>> Start

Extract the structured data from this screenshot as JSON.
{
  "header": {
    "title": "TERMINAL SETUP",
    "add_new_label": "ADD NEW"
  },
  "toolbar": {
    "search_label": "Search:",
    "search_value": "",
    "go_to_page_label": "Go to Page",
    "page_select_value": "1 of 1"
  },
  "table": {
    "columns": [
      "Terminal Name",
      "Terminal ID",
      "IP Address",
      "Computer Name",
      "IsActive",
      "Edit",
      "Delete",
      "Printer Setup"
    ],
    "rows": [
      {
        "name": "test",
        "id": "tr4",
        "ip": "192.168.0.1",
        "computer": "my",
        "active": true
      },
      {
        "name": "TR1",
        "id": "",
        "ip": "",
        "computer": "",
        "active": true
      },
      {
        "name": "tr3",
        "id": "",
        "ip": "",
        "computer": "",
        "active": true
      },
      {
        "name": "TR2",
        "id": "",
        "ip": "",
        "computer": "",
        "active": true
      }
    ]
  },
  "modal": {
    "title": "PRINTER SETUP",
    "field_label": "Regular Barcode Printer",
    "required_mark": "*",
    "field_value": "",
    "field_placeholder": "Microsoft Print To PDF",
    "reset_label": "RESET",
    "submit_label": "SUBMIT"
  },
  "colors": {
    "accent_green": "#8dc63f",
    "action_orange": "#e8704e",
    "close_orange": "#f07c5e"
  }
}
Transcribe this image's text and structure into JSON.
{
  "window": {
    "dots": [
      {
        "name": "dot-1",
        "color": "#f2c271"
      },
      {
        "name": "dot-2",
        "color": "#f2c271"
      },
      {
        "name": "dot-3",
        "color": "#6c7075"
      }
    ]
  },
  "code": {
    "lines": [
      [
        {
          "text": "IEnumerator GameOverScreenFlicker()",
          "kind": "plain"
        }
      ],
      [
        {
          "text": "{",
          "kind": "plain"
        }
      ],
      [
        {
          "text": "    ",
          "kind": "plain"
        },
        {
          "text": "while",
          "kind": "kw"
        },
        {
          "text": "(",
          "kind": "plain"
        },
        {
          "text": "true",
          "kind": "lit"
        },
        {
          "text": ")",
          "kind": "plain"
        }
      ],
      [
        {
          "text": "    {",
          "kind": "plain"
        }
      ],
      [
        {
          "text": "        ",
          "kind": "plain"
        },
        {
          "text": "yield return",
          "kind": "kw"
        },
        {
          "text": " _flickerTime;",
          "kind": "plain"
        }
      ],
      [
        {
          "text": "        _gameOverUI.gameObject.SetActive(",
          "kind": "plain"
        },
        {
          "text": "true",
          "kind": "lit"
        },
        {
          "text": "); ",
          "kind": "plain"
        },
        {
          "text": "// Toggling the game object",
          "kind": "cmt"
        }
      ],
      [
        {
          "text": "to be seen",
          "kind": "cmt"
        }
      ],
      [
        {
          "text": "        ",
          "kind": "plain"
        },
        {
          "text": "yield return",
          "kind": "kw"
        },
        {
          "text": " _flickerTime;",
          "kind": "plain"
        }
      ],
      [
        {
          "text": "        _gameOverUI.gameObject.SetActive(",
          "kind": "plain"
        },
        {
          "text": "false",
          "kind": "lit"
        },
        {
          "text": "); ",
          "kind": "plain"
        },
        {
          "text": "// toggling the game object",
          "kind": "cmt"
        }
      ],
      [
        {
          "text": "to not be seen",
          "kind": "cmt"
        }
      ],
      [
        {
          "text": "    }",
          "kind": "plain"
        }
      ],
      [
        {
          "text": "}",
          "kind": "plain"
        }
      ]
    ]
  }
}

>> End

### What is needed
Your task is to repeat the data exactly; please include every line.

### The answer
Extract the structured data from this screenshot as JSON.
{
  "header": {
    "title": "TERMINAL SETUP",
    "add_new_label": "ADD NEW"
  },
  "toolbar": {
    "search_label": "Search:",
    "search_value": "",
    "go_to_page_label": "Go to Page",
    "page_select_value": "1 of 1"
  },
  "table": {
    "columns": [
      "Terminal Name",
      "Terminal ID",
      "IP Address",
      "Computer Name",
      "IsActive",
      "Edit",
      "Delete",
      "Printer Setup"
    ],
    "rows": [
      {
        "name": "test",
        "id": "tr4",
        "ip": "192.168.0.1",
        "computer": "my",
        "active": true
      },
      {
        "name": "TR1",
        "id": "",
        "ip": "",
        "computer": "",
        "active": true
      },
      {
        "name": "tr3",
        "id": "",
        "ip": "",
        "computer": "",
        "active": true
      },
      {
        "name": "TR2",
        "id": "",
        "ip": "",
        "computer": "",
        "active": true
      }
    ]
  },
  "modal": {
    "title": "PRINTER SETUP",
    "field_label": "Regular Barcode Printer",
    "required_mark": "*",
    "field_value": "",
    "field_placeholder": "Microsoft Print To PDF",
    "reset_label": "RESET",
    "submit_label": "SUBMIT"
  },
  "colors": {
    "accent_green": "#8dc63f",
    "action_orange": "#e8704e",
    "close_orange": "#f07c5e"
  }
}
Transcribe this image's text and structure into JSON.
{
  "window": {
    "dots": [
      {
        "name": "dot-1",
        "color": "#f2c271"
      },
      {
        "name": "dot-2",
        "color": "#f2c271"
      },
      {
        "name": "dot-3",
        "color": "#6c7075"
      }
    ]
  },
  "code": {
    "lines": [
      [
        {
          "text": "IEnumerator GameOverScreenFlicker()",
          "kind": "plain"
        }
      ],
      [
        {
          "text": "{",
          "kind": "plain"
        }
      ],
      [
        {
          "text": "    ",
          "kind": "plain"
        },
        {
          "text": "while",
          "kind": "kw"
        },
        {
          "text": "(",
          "kind": "plain"
        },
        {
          "text": "true",
          "kind": "lit"
        },
        {
          "text": ")",
          "kind": "plain"
        }
      ],
      [
        {
          "text": "    {",
          "kind": "plain"
        }
      ],
      [
        {
          "text": "        ",
          "kind": "plain"
        },
        {
          "text": "yield return",
          "kind": "kw"
        },
        {
          "text": " _flickerTime;",
          "kind": "plain"
        }
      ],
      [
        {
          "text": "        _gameOverUI.gameObject.SetActive(",
          "kind": "plain"
        },
        {
          "text": "true",
          "kind": "lit"
        },
        {
          "text": "); ",
          "kind": "plain"
        },
        {
          "text": "// Toggling the game object",
          "kind": "cmt"
        }
      ],
      [
        {
          "text": "to be seen",
          "kind": "cmt"
        }
      ],
      [
        {
          "text": "        ",
          "kind": "plain"
        },
        {
          "text": "yield return",
          "kind": "kw"
        },
        {
          "text": " _flickerTime;",
          "kind": "plain"
        }
      ],
      [
        {
          "text": "        _gameOverUI.gameObject.SetActive(",
          "kind": "plain"
        },
        {
          "text": "false",
          "kind": "lit"
        },
        {
          "text": "); ",
          "kind": "plain"
        },
        {
          "text": "// toggling the game object",
          "kind": "cmt"
        }
      ],
      [
        {
          "text": "to not be seen",
          "kind": "cmt"
        }
      ],
      [
        {
          "text": "    }",
          "kind": "plain"
        }
      ],
      [
        {
          "text": "}",
          "kind": "plain"
        }
      ]
    ]
  }
}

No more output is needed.